**Directions for this task:** Where a line holds "name", copy it.
··· Materials provided
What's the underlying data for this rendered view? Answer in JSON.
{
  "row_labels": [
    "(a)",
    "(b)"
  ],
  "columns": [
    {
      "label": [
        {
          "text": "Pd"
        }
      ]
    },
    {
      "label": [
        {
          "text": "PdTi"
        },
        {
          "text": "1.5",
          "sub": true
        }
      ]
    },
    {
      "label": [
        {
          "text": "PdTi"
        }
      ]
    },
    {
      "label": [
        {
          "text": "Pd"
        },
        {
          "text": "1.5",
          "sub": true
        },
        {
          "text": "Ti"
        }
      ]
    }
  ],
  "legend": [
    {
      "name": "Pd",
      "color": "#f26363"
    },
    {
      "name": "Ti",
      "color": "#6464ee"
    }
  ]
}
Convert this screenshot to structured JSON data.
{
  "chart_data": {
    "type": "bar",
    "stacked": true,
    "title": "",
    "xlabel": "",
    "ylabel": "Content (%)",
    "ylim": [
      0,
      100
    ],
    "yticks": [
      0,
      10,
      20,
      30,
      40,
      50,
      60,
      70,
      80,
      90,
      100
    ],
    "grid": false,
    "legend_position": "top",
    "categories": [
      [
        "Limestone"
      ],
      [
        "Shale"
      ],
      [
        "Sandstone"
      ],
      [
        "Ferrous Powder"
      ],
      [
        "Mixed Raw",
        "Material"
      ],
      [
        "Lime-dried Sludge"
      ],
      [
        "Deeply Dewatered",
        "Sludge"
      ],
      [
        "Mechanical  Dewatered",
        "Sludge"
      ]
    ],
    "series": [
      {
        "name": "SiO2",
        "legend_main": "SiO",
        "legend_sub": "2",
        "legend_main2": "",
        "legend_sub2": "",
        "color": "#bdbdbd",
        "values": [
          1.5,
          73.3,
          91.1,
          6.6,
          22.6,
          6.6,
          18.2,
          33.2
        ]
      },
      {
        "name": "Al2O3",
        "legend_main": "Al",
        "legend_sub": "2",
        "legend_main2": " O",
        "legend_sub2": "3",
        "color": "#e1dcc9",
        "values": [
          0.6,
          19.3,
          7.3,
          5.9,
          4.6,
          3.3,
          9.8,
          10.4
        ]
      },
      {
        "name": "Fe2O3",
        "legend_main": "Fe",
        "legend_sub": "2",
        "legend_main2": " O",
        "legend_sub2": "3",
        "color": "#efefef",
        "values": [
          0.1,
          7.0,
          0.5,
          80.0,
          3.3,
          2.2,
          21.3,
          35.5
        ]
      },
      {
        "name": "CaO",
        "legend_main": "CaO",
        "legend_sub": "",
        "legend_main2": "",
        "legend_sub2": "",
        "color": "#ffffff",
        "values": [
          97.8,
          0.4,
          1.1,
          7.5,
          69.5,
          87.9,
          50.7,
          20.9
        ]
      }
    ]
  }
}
······
**Result of this task:**
      "name": "Pd",
      "name": "Ti",
        "name": "SiO2",
        "name": "Al2O3",
        "name": "Fe2O3",
        "name": "CaO",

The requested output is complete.